[Start]

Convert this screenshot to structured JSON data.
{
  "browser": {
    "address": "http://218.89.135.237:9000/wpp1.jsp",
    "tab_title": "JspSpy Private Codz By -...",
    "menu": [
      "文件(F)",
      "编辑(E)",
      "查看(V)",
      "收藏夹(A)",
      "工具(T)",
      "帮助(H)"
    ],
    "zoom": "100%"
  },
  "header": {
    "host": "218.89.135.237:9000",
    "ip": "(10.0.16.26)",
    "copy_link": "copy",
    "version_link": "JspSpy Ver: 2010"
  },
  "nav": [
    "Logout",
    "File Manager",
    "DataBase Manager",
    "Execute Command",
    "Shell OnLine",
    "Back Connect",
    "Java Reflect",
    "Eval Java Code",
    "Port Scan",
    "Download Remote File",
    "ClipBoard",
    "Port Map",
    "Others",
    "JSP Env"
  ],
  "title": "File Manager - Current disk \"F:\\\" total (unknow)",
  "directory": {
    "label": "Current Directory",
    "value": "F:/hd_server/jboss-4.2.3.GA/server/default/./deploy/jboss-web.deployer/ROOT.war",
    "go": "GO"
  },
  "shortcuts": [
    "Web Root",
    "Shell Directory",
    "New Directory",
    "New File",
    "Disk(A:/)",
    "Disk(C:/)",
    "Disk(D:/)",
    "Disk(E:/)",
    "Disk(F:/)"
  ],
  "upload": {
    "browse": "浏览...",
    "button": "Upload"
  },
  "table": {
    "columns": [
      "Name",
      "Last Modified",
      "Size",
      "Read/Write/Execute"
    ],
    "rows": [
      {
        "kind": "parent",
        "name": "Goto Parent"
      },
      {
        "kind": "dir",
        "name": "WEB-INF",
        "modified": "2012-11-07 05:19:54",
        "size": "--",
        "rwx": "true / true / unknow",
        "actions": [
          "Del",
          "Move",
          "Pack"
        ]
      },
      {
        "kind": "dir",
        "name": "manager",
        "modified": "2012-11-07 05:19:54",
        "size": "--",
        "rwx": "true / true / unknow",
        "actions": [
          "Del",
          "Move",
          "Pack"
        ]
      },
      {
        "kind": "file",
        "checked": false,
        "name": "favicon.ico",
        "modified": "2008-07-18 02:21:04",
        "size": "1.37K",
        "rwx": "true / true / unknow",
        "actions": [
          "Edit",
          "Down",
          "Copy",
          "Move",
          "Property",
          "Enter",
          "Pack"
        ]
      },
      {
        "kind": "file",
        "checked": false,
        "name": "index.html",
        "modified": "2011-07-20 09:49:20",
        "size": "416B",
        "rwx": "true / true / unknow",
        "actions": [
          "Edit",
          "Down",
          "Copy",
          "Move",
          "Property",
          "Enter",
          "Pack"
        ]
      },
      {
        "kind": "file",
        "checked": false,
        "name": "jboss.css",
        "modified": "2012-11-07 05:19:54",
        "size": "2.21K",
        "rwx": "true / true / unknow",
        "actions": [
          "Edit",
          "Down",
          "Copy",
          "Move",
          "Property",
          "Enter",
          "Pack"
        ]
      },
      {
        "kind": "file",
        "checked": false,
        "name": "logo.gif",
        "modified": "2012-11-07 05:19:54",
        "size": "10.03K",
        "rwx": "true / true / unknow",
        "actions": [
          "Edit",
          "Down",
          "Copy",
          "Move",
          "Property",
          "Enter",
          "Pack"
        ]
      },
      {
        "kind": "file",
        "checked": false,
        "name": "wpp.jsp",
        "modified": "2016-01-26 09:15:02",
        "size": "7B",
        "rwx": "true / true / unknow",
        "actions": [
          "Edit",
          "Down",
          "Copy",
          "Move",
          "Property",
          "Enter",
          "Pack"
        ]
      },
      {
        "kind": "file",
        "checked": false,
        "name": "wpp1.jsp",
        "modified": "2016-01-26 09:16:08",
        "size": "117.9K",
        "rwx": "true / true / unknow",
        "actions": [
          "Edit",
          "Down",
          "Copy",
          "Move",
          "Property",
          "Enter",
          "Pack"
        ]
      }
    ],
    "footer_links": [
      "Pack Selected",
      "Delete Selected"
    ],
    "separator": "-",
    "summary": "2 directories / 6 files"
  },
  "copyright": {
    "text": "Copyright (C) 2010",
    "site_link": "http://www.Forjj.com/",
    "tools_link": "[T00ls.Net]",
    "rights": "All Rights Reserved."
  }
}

[End]

### WHAT YOU SHOULD DO
Extract from the data every line where "JspSpy" shows up.

### RESPONSE
    "tab_title": "JspSpy Private Codz By -...",
    "version_link": "JspSpy Ver: 2010"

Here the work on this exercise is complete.